▶ _STATED EXERCISE_
Locate the lines that hold the string "handle". Copy every such line.

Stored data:
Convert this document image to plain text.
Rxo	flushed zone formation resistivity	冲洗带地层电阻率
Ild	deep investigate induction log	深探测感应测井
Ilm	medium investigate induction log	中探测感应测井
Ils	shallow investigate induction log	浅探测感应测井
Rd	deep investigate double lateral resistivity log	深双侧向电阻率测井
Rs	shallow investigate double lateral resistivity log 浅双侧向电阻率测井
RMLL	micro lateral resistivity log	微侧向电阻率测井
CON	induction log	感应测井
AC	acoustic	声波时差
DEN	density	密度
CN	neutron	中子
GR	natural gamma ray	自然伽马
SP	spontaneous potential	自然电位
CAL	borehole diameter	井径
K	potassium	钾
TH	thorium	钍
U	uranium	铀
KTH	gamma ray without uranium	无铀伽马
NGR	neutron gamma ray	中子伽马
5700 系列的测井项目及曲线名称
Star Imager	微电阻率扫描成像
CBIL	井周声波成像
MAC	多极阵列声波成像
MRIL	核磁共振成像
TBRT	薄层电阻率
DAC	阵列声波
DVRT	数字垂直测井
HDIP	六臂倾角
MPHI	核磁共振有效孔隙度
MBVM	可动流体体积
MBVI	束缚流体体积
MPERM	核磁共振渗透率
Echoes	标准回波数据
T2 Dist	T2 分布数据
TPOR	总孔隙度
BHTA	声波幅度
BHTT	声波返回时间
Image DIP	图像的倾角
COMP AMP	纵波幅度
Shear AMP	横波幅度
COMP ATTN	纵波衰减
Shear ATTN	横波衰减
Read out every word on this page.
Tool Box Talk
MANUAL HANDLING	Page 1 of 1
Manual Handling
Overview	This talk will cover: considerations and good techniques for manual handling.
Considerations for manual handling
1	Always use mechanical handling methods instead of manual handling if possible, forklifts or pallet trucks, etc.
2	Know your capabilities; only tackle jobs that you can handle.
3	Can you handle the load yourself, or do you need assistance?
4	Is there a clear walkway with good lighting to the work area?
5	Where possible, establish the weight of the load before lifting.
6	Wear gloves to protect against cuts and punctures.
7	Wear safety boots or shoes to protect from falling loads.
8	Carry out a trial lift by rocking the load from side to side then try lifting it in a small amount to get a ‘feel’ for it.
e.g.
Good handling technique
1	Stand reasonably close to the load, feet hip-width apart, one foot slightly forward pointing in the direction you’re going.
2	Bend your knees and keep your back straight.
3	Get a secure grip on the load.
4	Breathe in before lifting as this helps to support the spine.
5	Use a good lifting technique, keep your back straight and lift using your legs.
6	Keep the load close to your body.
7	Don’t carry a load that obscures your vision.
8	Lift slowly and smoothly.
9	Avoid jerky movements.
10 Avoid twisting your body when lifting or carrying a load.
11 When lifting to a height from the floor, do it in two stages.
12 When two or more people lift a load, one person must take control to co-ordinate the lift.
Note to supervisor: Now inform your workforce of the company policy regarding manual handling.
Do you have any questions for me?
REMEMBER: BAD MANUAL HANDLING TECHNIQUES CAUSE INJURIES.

▶ _RESULT FOR THIS EXERCISE_
2	Know your capabilities; only tackle jobs that you can handle.
3	Can you handle the load yourself, or do you need assistance?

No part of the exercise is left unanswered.